▶ **WRITTEN PROBLEM 1**
Answer these questions using the passage on PAYGo solar payments, one line per answer, marked (a), (b), (c):
(a) What share of customers in East Africa experience significant frictions in their payment journeys?
(b) What other name is given for master agents?
(c) How many companies did CGAP speak with, and in which regions?
▶ **WRITTEN PROBLEM 2**
Turn the paragraph of the passage on PAYGo solar payments that begins "Providers in East Africa indicated" into a short bulleted list that keeps its main facts.
▶ **WRITTEN PROBLEM 3**
Write the next part of the passage on PAYGo solar payments, picking up after its final sentence.

Solar light demonstration in Burundi
Solar light demonstration in Burundi. Photo by Hailey Tucker, 2016 CGAP Photo Contest.

For these reasons, PAYGo solar companies have had to invest heavily in building parts of the digital payments rails themselves: registering customers for mobile money, teaching them how to pay their energy bills digitally and helping them locate the nearest agent or payment point. But that’s still not enough in many cases. The nearest agent is simply too far away from customers, and PAYGo solar demand suffers as a result. In response, some companies are setting up their own physical payment points where customers can pay in cash. In some ways, this is counter to their business models.

These burdensome workarounds got us at CGAP wondering: What if, instead of absorbing the cost of performing agent-like duties, PAYGo companies actually became master agents? There are many master agent models, but what they all have in common is that master agents (also called “agent network managers”) recruit and manage a network of mobile money agents, taking responsibility for liquidity rebalancing. Some choose to buy and resell float. By becoming master agents, PAYGo companies would continue to help their customers pay in cash or digitally but with a big difference: They would generate revenue from cash in/cash out fees, including on transactions unrelated to the solar business. Providing more agents to underserved areas might help unlock the broader use of mobile money, increasing fee revenue over time while promoting financial inclusion.

To get a deeper sense of PAYGo companies’ payment challenges and whether this could be a solution, we spoke with four companies in East and West Africa. Here’s what they had to say.

Payment frictions are a significant drag on revenue

Providers in East Africa indicated that close to 30 percent of their customers experience significant frictions during their payment journeys. In emerging PAYGo markets in West Africa, providers point to rates of 50 percent or higher. At the most basic level, the limited reach of mobile money agents in rural areas makes it harder for customers to pay their bills on time and reduces PAYGo providers’ monthly revenues. These delays can increase by up to 40 percent the time required for remote customers to pay off solar leases. They can also raise the cost of running a PAYGo call center, because company representatives must spend time to follow up with customers who are behind on payments and help others find an agent or complete a transaction.

Payment workarounds are costly

The lack of rural agents has forced PAYGo providers to devise sometimes expensive workarounds, but little has been done to rigorously document their effectiveness and evaluate their potential for scale.

▶ **EXCERPTED DATA**
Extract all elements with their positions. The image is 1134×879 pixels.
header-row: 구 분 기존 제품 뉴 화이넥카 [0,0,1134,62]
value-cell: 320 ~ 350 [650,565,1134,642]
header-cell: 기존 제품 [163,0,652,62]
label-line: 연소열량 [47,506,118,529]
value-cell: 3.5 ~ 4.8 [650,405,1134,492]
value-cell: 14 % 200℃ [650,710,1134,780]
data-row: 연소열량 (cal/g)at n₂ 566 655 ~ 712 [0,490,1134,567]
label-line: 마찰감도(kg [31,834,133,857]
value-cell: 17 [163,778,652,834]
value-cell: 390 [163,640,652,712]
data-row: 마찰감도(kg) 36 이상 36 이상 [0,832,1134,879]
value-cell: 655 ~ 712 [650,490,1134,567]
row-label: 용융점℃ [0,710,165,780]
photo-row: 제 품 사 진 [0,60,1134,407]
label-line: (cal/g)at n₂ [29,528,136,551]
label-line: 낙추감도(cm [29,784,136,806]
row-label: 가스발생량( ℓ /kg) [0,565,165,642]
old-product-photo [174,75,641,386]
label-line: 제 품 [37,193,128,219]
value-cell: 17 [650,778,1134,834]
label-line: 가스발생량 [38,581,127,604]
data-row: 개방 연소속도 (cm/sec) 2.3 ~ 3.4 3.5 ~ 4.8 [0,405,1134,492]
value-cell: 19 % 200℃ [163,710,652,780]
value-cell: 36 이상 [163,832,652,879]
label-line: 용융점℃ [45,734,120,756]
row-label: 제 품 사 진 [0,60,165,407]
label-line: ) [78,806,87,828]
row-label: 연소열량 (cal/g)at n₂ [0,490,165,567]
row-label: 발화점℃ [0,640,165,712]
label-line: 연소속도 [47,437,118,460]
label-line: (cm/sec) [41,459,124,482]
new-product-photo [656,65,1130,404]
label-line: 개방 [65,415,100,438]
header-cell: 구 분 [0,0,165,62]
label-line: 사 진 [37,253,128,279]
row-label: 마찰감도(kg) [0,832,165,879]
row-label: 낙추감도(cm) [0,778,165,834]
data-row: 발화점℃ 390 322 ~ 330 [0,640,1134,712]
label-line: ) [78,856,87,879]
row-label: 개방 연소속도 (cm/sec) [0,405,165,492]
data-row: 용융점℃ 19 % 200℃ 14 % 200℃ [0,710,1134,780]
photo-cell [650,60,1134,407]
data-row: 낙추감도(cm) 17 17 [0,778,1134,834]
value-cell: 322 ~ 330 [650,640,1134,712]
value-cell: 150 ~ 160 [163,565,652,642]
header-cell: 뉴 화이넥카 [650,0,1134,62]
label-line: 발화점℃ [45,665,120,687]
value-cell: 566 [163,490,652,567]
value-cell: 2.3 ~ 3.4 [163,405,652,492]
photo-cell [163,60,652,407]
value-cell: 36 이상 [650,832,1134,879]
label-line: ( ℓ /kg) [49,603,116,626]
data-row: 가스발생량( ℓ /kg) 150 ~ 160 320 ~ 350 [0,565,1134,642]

▶ **TASK OUTPUT 1**
(a) Close to 30 percent.
(b) Agent network managers.
(c) Four companies, in East and West Africa.

▶ **TASK OUTPUT 2**
- In East Africa, close to 30 percent of customers face significant payment frictions; in emerging West African PAYGo markets, the rate is 50 percent or higher.
- The limited reach of mobile money agents in rural areas makes on-time payment harder and lowers providers' monthly revenues.
- These delays can increase by up to 40 percent the time remote customers need to pay off solar leases.
- Call center costs rise because representatives must follow up with late payers and help others find an agent or complete a transaction.

▶ **TASK OUTPUT 3**
A common strategy is to build flexibility into PAYGo lease terms for customers who have trouble reaching an agent or who experience other difficulties. Some providers allow customers to stop using and paying for their solar systems for a few days without incurring a penalty, while others permit repayment periods that are longer than those originally communicated in the lease term. Another popular approach is to integrate the PAYGo platform with all major mobile money providers to ensure customers have multiple cash-in or direct over-the-counter bill pay options. Many providers have also established call centers or agent field forces to educate consumers on the proper use of mobile money, assist with payments and help customers find the nearest agent.

Though less common, some PAYGo providers have equipped roving service or customer care agents with either solar unit float accounts or mobile money agent accounts. These agents travel from village to village, enrolling new customers in PAYGo and facilitating electricity top-ups for a commission paid by the PAYGo provider. They can also conduct cash-in transactions if a customer lacks easy access to a mobile money agent. We also learned that some providers are offering fixed agent points an extra commission — 1 to 5 percent of the transaction value — to facilitate payments on behalf of rural PAYGo customers. This approach saddles PAYGo providers with costs in addition to the normal bill pay transaction fees.

PAYGo companies as master agents?

The idea of becoming a master agent resonated with many PAYGo providers. From their perspective, not only would it help customers pay, but over time it could potentially generate revenues from nonsolar-related transactions. By providing an agent presence in underserved areas, providers saw that they could encourage the broader use of mobile money and that the master agent business might become an additional source of revenue. Of course, from a financial inclusion perspective, all of this extends poor people’s access to financial services in remote areas, where it has proven difficult for other financial services providers to build mobile money agent networks.

This idea sounds nice in theory, but would it work in practice? CGAP partnered with Zola Electric (née Off Grid Electric), a leading PAYGo provider in Tanzania, Rwanda and Côte d’Ivoire to find out. In the next post in our “Frontier Agents” blog series, we share Zola Electric’s experience along with a financial model that other providers can use to see whether the master agent approach makes sense for them.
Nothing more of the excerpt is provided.